Exercise details: Reproduce the records exactly.

★ ★ ★ ★

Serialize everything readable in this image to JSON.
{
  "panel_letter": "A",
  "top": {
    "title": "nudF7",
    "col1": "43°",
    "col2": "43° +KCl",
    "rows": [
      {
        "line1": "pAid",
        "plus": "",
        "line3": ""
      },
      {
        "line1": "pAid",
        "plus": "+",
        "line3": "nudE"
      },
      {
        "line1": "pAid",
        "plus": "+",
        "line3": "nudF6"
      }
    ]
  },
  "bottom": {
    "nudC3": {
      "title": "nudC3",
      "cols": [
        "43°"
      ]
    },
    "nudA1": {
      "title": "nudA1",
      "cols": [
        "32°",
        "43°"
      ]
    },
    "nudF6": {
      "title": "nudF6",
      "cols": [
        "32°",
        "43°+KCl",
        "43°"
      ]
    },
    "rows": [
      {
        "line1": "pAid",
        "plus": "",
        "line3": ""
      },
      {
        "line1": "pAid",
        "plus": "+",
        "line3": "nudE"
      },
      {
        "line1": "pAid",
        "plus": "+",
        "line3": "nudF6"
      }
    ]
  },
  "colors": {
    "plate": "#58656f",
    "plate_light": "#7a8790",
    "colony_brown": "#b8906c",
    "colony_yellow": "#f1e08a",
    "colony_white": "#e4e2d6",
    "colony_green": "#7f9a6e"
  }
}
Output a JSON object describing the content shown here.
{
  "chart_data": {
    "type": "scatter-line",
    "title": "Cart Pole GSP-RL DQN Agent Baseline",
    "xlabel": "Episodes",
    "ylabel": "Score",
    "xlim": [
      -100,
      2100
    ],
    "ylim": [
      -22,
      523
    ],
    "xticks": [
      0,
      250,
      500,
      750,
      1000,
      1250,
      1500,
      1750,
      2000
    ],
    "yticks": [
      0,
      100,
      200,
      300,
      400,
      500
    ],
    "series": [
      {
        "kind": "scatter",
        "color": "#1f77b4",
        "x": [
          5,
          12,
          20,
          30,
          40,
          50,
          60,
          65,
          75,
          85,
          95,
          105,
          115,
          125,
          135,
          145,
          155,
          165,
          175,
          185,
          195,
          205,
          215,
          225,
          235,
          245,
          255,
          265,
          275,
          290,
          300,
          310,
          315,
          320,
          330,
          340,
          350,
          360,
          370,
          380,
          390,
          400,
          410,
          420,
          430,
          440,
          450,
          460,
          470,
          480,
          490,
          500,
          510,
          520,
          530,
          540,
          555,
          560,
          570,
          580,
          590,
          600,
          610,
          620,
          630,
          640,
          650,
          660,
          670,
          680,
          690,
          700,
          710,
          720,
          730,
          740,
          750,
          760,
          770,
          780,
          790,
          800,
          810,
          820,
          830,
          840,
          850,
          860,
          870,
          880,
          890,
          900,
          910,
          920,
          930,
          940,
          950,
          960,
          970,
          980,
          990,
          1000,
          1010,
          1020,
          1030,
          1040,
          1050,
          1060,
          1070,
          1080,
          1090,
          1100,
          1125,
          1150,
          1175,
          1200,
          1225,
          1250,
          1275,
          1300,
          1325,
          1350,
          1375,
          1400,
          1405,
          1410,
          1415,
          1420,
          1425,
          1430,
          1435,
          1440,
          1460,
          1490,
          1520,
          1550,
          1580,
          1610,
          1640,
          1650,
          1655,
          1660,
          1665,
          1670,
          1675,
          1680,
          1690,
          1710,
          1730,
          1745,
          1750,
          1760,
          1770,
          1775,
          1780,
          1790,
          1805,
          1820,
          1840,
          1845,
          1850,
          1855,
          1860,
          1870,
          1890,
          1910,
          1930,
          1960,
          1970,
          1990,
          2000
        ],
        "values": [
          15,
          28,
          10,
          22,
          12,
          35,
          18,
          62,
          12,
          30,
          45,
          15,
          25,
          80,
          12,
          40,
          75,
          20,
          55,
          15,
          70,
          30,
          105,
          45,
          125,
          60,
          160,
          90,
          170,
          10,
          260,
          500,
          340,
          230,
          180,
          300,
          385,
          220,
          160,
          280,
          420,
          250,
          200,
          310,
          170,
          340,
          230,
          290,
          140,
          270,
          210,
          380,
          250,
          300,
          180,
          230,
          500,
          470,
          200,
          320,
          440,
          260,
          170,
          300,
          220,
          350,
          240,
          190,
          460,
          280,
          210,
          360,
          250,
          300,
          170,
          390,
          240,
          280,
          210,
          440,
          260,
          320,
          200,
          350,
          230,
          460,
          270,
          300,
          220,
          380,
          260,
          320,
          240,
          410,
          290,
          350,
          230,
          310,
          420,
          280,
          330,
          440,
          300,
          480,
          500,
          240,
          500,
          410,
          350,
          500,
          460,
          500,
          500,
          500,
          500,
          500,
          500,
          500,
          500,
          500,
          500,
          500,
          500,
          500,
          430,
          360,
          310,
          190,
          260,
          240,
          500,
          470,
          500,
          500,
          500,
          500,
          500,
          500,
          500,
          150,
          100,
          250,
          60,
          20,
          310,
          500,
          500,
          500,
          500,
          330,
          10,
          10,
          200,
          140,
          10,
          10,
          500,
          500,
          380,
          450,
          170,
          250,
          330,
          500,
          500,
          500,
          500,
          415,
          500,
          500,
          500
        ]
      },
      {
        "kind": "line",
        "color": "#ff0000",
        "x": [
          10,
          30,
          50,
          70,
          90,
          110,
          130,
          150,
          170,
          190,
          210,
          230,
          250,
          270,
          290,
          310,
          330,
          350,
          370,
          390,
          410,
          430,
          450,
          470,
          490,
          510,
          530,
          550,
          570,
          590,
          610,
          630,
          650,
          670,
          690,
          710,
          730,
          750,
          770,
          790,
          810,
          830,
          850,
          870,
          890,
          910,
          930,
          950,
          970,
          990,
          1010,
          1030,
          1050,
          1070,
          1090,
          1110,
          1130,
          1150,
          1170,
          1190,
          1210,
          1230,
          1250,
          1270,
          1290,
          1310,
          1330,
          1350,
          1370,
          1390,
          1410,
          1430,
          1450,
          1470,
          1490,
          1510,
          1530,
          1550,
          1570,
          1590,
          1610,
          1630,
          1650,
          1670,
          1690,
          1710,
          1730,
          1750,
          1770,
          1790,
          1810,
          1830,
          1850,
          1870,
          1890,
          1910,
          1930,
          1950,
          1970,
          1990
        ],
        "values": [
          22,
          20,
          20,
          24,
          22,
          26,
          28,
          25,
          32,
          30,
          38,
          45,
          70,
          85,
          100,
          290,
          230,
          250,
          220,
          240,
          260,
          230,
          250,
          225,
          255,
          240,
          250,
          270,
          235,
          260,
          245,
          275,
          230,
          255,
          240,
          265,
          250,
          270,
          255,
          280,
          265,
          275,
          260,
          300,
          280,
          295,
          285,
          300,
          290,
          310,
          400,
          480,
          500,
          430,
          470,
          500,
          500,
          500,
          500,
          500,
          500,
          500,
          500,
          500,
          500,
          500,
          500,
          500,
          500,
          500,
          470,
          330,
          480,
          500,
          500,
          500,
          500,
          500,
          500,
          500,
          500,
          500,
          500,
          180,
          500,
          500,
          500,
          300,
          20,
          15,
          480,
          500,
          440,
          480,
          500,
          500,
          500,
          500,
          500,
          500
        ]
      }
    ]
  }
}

★ ★ ★ ★

Task response:
Serialize everything readable in this image to JSON.
{
  "panel_letter": "A",
  "top": {
    "title": "nudF7",
    "col1": "43°",
    "col2": "43° +KCl",
    "rows": [
      {
        "line1": "pAid",
        "plus": "",
        "line3": ""
      },
      {
        "line1": "pAid",
        "plus": "+",
        "line3": "nudE"
      },
      {
        "line1": "pAid",
        "plus": "+",
        "line3": "nudF6"
      }
    ]
  },
  "bottom": {
    "nudC3": {
      "title": "nudC3",
      "cols": [
        "43°"
      ]
    },
    "nudA1": {
      "title": "nudA1",
      "cols": [
        "32°",
        "43°"
      ]
    },
    "nudF6": {
      "title": "nudF6",
      "cols": [
        "32°",
        "43°+KCl",
        "43°"
      ]
    },
    "rows": [
      {
        "line1": "pAid",
        "plus": "",
        "line3": ""
      },
      {
        "line1": "pAid",
        "plus": "+",
        "line3": "nudE"
      },
      {
        "line1": "pAid",
        "plus": "+",
        "line3": "nudF6"
      }
    ]
  },
  "colors": {
    "plate": "#58656f",
    "plate_light": "#7a8790",
    "colony_brown": "#b8906c",
    "colony_yellow": "#f1e08a",
    "colony_white": "#e4e2d6",
    "colony_green": "#7f9a6e"
  }
}
Output a JSON object describing the content shown here.
{
  "chart_data": {
    "type": "scatter-line",
    "title": "Cart Pole GSP-RL DQN Agent Baseline",
    "xlabel": "Episodes",
    "ylabel": "Score",
    "xlim": [
      -100,
      2100
    ],
    "ylim": [
      -22,
      523
    ],
    "xticks": [
      0,
      250,
      500,
      750,
      1000,
      1250,
      1500,
      1750,
      2000
    ],
    "yticks": [
      0,
      100,
      200,
      300,
      400,
      500
    ],
    "series": [
      {
        "kind": "scatter",
        "color": "#1f77b4",
        "x": [
          5,
          12,
          20,
          30,
          40,
          50,
          60,
          65,
          75,
          85,
          95,
          105,
          115,
          125,
          135,
          145,
          155,
          165,
          175,
          185,
          195,
          205,
          215,
          225,
          235,
          245,
          255,
          265,
          275,
          290,
          300,
          310,
          315,
          320,
          330,
          340,
          350,
          360,
          370,
          380,
          390,
          400,
          410,
          420,
          430,
          440,
          450,
          460,
          470,
          480,
          490,
          500,
          510,
          520,
          530,
          540,
          555,
          560,
          570,
          580,
          590,
          600,
          610,
          620,
          630,
          640,
          650,
          660,
          670,
          680,
          690,
          700,
          710,
          720,
          730,
          740,
          750,
          760,
          770,
          780,
          790,
          800,
          810,
          820,
          830,
          840,
          850,
          860,
          870,
          880,
          890,
          900,
          910,
          920,
          930,
          940,
          950,
          960,
          970,
          980,
          990,
          1000,
          1010,
          1020,
          1030,
          1040,
          1050,
          1060,
          1070,
          1080,
          1090,
          1100,
          1125,
          1150,
          1175,
          1200,
          1225,
          1250,
          1275,
          1300,
          1325,
          1350,
          1375,
          1400,
          1405,
          1410,
          1415,
          1420,
          1425,
          1430,
          1435,
          1440,
          1460,
          1490,
          1520,
          1550,
          1580,
          1610,
          1640,
          1650,
          1655,
          1660,
          1665,
          1670,
          1675,
          1680,
          1690,
          1710,
          1730,
          1745,
          1750,
          1760,
          1770,
          1775,
          1780,
          1790,
          1805,
          1820,
          1840,
          1845,
          1850,
          1855,
          1860,
          1870,
          1890,
          1910,
          1930,
          1960,
          1970,
          1990,
          2000
        ],
        "values": [
          15,
          28,
          10,
          22,
          12,
          35,
          18,
          62,
          12,
          30,
          45,
          15,
          25,
          80,
          12,
          40,
          75,
          20,
          55,
          15,
          70,
          30,
          105,
          45,
          125,
          60,
          160,
          90,
          170,
          10,
          260,
          500,
          340,
          230,
          180,
          300,
          385,
          220,
          160,
          280,
          420,
          250,
          200,
          310,
          170,
          340,
          230,
          290,
          140,
          270,
          210,
          380,
          250,
          300,
          180,
          230,
          500,
          470,
          200,
          320,
          440,
          260,
          170,
          300,
          220,
          350,
          240,
          190,
          460,
          280,
          210,
          360,
          250,
          300,
          170,
          390,
          240,
          280,
          210,
          440,
          260,
          320,
          200,
          350,
          230,
          460,
          270,
          300,
          220,
          380,
          260,
          320,
          240,
          410,
          290,
          350,
          230,
          310,
          420,
          280,
          330,
          440,
          300,
          480,
          500,
          240,
          500,
          410,
          350,
          500,
          460,
          500,
          500,
          500,
          500,
          500,
          500,
          500,
          500,
          500,
          500,
          500,
          500,
          500,
          430,
          360,
          310,
          190,
          260,
          240,
          500,
          470,
          500,
          500,
          500,
          500,
          500,
          500,
          500,
          150,
          100,
          250,
          60,
          20,
          310,
          500,
          500,
          500,
          500,
          330,
          10,
          10,
          200,
          140,
          10,
          10,
          500,
          500,
          380,
          450,
          170,
          250,
          330,
          500,
          500,
          500,
          500,
          415,
          500,
          500,
          500
        ]
      },
      {
        "kind": "line",
        "color": "#ff0000",
        "x": [
          10,
          30,
          50,
          70,
          90,
          110,
          130,
          150,
          170,
          190,
          210,
          230,
          250,
          270,
          290,
          310,
          330,
          350,
          370,
          390,
          410,
          430,
          450,
          470,
          490,
          510,
          530,
          550,
          570,
          590,
          610,
          630,
          650,
          670,
          690,
          710,
          730,
          750,
          770,
          790,
          810,
          830,
          850,
          870,
          890,
          910,
          930,
          950,
          970,
          990,
          1010,
          1030,
          1050,
          1070,
          1090,
          1110,
          1130,
          1150,
          1170,
          1190,
          1210,
          1230,
          1250,
          1270,
          1290,
          1310,
          1330,
          1350,
          1370,
          1390,
          1410,
          1430,
          1450,
          1470,
          1490,
          1510,
          1530,
          1550,
          1570,
          1590,
          1610,
          1630,
          1650,
          1670,
          1690,
          1710,
          1730,
          1750,
          1770,
          1790,
          1810,
          1830,
          1850,
          1870,
          1890,
          1910,
          1930,
          1950,
          1970,
          1990
        ],
        "values": [
          22,
          20,
          20,
          24,
          22,
          26,
          28,
          25,
          32,
          30,
          38,
          45,
          70,
          85,
          100,
          290,
          230,
          250,
          220,
          240,
          260,
          230,
          250,
          225,
          255,
          240,
          250,
          270,
          235,
          260,
          245,
          275,
          230,
          255,
          240,
          265,
          250,
          270,
          255,
          280,
          265,
          275,
          260,
          300,
          280,
          295,
          285,
          300,
          290,
          310,
          400,
          480,
          500,
          430,
          470,
          500,
          500,
          500,
          500,
          500,
          500,
          500,
          500,
          500,
          500,
          500,
          500,
          500,
          500,
          500,
          470,
          330,
          480,
          500,
          500,
          500,
          500,
          500,
          500,
          500,
          500,
          500,
          500,
          180,
          500,
          500,
          500,
          300,
          20,
          15,
          480,
          500,
          440,
          480,
          500,
          500,
          500,
          500,
          500,
          500
        ]
      }
    ]
  }
}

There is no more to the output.